---- INPUT

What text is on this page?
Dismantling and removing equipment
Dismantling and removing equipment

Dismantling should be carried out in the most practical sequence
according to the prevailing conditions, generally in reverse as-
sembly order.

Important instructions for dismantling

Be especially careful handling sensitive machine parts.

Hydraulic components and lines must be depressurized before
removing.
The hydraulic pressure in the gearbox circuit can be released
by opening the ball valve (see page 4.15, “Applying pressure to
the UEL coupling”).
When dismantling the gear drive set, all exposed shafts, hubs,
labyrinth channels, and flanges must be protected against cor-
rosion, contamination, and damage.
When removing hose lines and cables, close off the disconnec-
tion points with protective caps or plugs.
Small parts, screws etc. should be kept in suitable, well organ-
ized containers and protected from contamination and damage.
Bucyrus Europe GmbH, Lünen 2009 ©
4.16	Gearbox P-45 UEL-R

--------

### [EXERCISE REQUIREMENTS]
Copy out all of the data exactly, leaving nothing out.

### [ANSWER TO THIS TASK]
What text is on this page?
Dismantling and removing equipment
Dismantling and removing equipment

Dismantling should be carried out in the most practical sequence
according to the prevailing conditions, generally in reverse as-
sembly order.

Important instructions for dismantling

Be especially careful handling sensitive machine parts.

Hydraulic components and lines must be depressurized before
removing.
The hydraulic pressure in the gearbox circuit can be released
by opening the ball valve (see page 4.15, “Applying pressure to
the UEL coupling”).
When dismantling the gear drive set, all exposed shafts, hubs,
labyrinth channels, and flanges must be protected against cor-
rosion, contamination, and damage.
When removing hose lines and cables, close off the disconnec-
tion points with protective caps or plugs.
Small parts, screws etc. should be kept in suitable, well organ-
ized containers and protected from contamination and damage.
Bucyrus Europe GmbH, Lünen 2009 ©
4.16	Gearbox P-45 UEL-R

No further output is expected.